**** Data shown ****

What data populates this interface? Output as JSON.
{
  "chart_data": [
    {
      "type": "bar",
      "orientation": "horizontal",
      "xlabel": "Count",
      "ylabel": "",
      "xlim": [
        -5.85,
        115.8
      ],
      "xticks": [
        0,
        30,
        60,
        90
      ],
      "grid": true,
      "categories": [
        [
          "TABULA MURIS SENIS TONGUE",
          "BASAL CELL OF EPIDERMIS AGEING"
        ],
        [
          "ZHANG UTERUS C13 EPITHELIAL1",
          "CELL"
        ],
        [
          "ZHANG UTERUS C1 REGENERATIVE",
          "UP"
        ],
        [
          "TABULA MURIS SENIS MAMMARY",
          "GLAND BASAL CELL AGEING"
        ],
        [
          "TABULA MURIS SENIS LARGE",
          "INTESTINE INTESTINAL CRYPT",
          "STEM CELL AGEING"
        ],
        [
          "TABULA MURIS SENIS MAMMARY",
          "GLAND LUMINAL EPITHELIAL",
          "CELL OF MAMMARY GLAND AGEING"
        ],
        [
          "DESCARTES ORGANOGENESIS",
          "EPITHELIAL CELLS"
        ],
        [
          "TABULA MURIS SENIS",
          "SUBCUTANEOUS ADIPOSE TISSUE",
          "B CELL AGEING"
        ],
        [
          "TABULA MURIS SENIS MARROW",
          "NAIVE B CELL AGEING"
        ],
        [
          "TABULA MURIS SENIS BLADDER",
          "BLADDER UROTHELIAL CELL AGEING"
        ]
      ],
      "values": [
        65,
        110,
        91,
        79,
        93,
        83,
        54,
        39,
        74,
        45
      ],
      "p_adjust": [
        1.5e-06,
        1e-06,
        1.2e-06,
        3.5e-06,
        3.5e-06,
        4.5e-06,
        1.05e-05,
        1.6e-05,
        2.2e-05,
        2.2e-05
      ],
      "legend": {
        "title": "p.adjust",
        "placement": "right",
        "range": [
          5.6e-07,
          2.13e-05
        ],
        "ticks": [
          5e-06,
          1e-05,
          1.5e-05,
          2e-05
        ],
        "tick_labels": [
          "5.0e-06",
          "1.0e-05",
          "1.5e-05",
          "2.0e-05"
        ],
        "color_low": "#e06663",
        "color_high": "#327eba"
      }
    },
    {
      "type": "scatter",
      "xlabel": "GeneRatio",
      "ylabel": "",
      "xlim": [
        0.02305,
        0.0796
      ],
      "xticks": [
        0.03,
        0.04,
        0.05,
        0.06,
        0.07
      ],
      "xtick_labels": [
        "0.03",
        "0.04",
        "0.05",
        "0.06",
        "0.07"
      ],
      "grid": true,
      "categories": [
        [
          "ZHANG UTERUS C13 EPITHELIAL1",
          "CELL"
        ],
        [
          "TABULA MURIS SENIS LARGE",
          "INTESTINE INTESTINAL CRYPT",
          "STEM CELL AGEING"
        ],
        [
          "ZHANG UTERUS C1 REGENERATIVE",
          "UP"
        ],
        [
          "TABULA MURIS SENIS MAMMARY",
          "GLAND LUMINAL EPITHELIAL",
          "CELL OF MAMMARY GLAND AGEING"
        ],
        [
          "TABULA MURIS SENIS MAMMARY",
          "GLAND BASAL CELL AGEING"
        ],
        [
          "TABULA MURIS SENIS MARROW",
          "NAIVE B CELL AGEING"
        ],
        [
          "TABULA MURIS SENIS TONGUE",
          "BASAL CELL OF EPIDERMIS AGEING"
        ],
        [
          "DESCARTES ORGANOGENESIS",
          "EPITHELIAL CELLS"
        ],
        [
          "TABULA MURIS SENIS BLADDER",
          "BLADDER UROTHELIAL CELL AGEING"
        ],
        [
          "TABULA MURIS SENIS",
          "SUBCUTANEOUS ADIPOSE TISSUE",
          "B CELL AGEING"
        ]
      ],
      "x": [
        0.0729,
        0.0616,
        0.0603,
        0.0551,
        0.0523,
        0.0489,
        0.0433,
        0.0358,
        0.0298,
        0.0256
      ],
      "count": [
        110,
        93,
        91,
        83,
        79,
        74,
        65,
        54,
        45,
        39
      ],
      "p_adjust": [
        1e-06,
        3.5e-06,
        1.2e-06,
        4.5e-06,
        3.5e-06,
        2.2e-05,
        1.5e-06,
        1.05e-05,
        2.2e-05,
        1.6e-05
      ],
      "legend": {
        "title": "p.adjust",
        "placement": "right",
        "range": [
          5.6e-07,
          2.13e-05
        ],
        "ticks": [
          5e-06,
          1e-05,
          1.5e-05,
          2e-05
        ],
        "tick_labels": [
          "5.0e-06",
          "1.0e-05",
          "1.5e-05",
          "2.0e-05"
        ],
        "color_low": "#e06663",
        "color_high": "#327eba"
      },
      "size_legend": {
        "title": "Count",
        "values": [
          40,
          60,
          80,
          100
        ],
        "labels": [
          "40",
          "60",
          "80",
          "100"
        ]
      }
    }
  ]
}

****

- **Work required**
Your job is to reproduce the listing exactly.

- **Response area**
What data populates this interface? Output as JSON.
{
  "chart_data": [
    {
      "type": "bar",
      "orientation": "horizontal",
      "xlabel": "Count",
      "ylabel": "",
      "xlim": [
        -5.85,
        115.8
      ],
      "xticks": [
        0,
        30,
        60,
        90
      ],
      "grid": true,
      "categories": [
        [
          "TABULA MURIS SENIS TONGUE",
          "BASAL CELL OF EPIDERMIS AGEING"
        ],
        [
          "ZHANG UTERUS C13 EPITHELIAL1",
          "CELL"
        ],
        [
          "ZHANG UTERUS C1 REGENERATIVE",
          "UP"
        ],
        [
          "TABULA MURIS SENIS MAMMARY",
          "GLAND BASAL CELL AGEING"
        ],
        [
          "TABULA MURIS SENIS LARGE",
          "INTESTINE INTESTINAL CRYPT",
          "STEM CELL AGEING"
        ],
        [
          "TABULA MURIS SENIS MAMMARY",
          "GLAND LUMINAL EPITHELIAL",
          "CELL OF MAMMARY GLAND AGEING"
        ],
        [
          "DESCARTES ORGANOGENESIS",
          "EPITHELIAL CELLS"
        ],
        [
          "TABULA MURIS SENIS",
          "SUBCUTANEOUS ADIPOSE TISSUE",
          "B CELL AGEING"
        ],
        [
          "TABULA MURIS SENIS MARROW",
          "NAIVE B CELL AGEING"
        ],
        [
          "TABULA MURIS SENIS BLADDER",
          "BLADDER UROTHELIAL CELL AGEING"
        ]
      ],
      "values": [
        65,
        110,
        91,
        79,
        93,
        83,
        54,
        39,
        74,
        45
      ],
      "p_adjust": [
        1.5e-06,
        1e-06,
        1.2e-06,
        3.5e-06,
        3.5e-06,
        4.5e-06,
        1.05e-05,
        1.6e-05,
        2.2e-05,
        2.2e-05
      ],
      "legend": {
        "title": "p.adjust",
        "placement": "right",
        "range": [
          5.6e-07,
          2.13e-05
        ],
        "ticks": [
          5e-06,
          1e-05,
          1.5e-05,
          2e-05
        ],
        "tick_labels": [
          "5.0e-06",
          "1.0e-05",
          "1.5e-05",
          "2.0e-05"
        ],
        "color_low": "#e06663",
        "color_high": "#327eba"
      }
    },
    {
      "type": "scatter",
      "xlabel": "GeneRatio",
      "ylabel": "",
      "xlim": [
        0.02305,
        0.0796
      ],
      "xticks": [
        0.03,
        0.04,
        0.05,
        0.06,
        0.07
      ],
      "xtick_labels": [
        "0.03",
        "0.04",
        "0.05",
        "0.06",
        "0.07"
      ],
      "grid": true,
      "categories": [
        [
          "ZHANG UTERUS C13 EPITHELIAL1",
          "CELL"
        ],
        [
          "TABULA MURIS SENIS LARGE",
          "INTESTINE INTESTINAL CRYPT",
          "STEM CELL AGEING"
        ],
        [
          "ZHANG UTERUS C1 REGENERATIVE",
          "UP"
        ],
        [
          "TABULA MURIS SENIS MAMMARY",
          "GLAND LUMINAL EPITHELIAL",
          "CELL OF MAMMARY GLAND AGEING"
        ],
        [
          "TABULA MURIS SENIS MAMMARY",
          "GLAND BASAL CELL AGEING"
        ],
        [
          "TABULA MURIS SENIS MARROW",
          "NAIVE B CELL AGEING"
        ],
        [
          "TABULA MURIS SENIS TONGUE",
          "BASAL CELL OF EPIDERMIS AGEING"
        ],
        [
          "DESCARTES ORGANOGENESIS",
          "EPITHELIAL CELLS"
        ],
        [
          "TABULA MURIS SENIS BLADDER",
          "BLADDER UROTHELIAL CELL AGEING"
        ],
        [
          "TABULA MURIS SENIS",
          "SUBCUTANEOUS ADIPOSE TISSUE",
          "B CELL AGEING"
        ]
      ],
      "x": [
        0.0729,
        0.0616,
        0.0603,
        0.0551,
        0.0523,
        0.0489,
        0.0433,
        0.0358,
        0.0298,
        0.0256
      ],
      "count": [
        110,
        93,
        91,
        83,
        79,
        74,
        65,
        54,
        45,
        39
      ],
      "p_adjust": [
        1e-06,
        3.5e-06,
        1.2e-06,
        4.5e-06,
        3.5e-06,
        2.2e-05,
        1.5e-06,
        1.05e-05,
        2.2e-05,
        1.6e-05
      ],
      "legend": {
        "title": "p.adjust",
        "placement": "right",
        "range": [
          5.6e-07,
          2.13e-05
        ],
        "ticks": [
          5e-06,
          1e-05,
          1.5e-05,
          2e-05
        ],
        "tick_labels": [
          "5.0e-06",
          "1.0e-05",
          "1.5e-05",
          "2.0e-05"
        ],
        "color_low": "#e06663",
        "color_high": "#327eba"
      },
      "size_legend": {
        "title": "Count",
        "values": [
          40,
          60,
          80,
          100
        ],
        "labels": [
          "40",
          "60",
          "80",
          "100"
        ]
      }
    }
  ]
}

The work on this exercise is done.